### What to do
Repeat all entries exactly.
───── Material shown ─────
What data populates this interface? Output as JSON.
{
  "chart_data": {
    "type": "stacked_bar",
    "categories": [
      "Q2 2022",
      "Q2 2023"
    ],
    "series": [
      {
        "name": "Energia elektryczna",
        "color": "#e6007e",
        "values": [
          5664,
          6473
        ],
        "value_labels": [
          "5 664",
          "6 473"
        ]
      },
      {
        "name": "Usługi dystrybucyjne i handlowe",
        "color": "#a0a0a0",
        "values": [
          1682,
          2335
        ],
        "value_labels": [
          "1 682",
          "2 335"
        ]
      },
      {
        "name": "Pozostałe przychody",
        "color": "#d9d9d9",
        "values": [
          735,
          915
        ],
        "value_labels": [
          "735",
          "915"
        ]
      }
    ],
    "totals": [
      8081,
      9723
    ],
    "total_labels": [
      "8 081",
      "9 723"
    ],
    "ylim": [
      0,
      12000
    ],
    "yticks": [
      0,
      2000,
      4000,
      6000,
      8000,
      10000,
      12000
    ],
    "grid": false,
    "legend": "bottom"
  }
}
─────
### Correct response
What data populates this interface? Output as JSON.
{
  "chart_data": {
    "type": "stacked_bar",
    "categories": [
      "Q2 2022",
      "Q2 2023"
    ],
    "series": [
      {
        "name": "Energia elektryczna",
        "color": "#e6007e",
        "values": [
          5664,
          6473
        ],
        "value_labels": [
          "5 664",
          "6 473"
        ]
      },
      {
        "name": "Usługi dystrybucyjne i handlowe",
        "color": "#a0a0a0",
        "values": [
          1682,
          2335
        ],
        "value_labels": [
          "1 682",
          "2 335"
        ]
      },
      {
        "name": "Pozostałe przychody",
        "color": "#d9d9d9",
        "values": [
          735,
          915
        ],
        "value_labels": [
          "735",
          "915"
        ]
      }
    ],
    "totals": [
      8081,
      9723
    ],
    "total_labels": [
      "8 081",
      "9 723"
    ],
    "ylim": [
      0,
      12000
    ],
    "yticks": [
      0,
      2000,
      4000,
      6000,
      8000,
      10000,
      12000
    ],
    "grid": false,
    "legend": "bottom"
  }
}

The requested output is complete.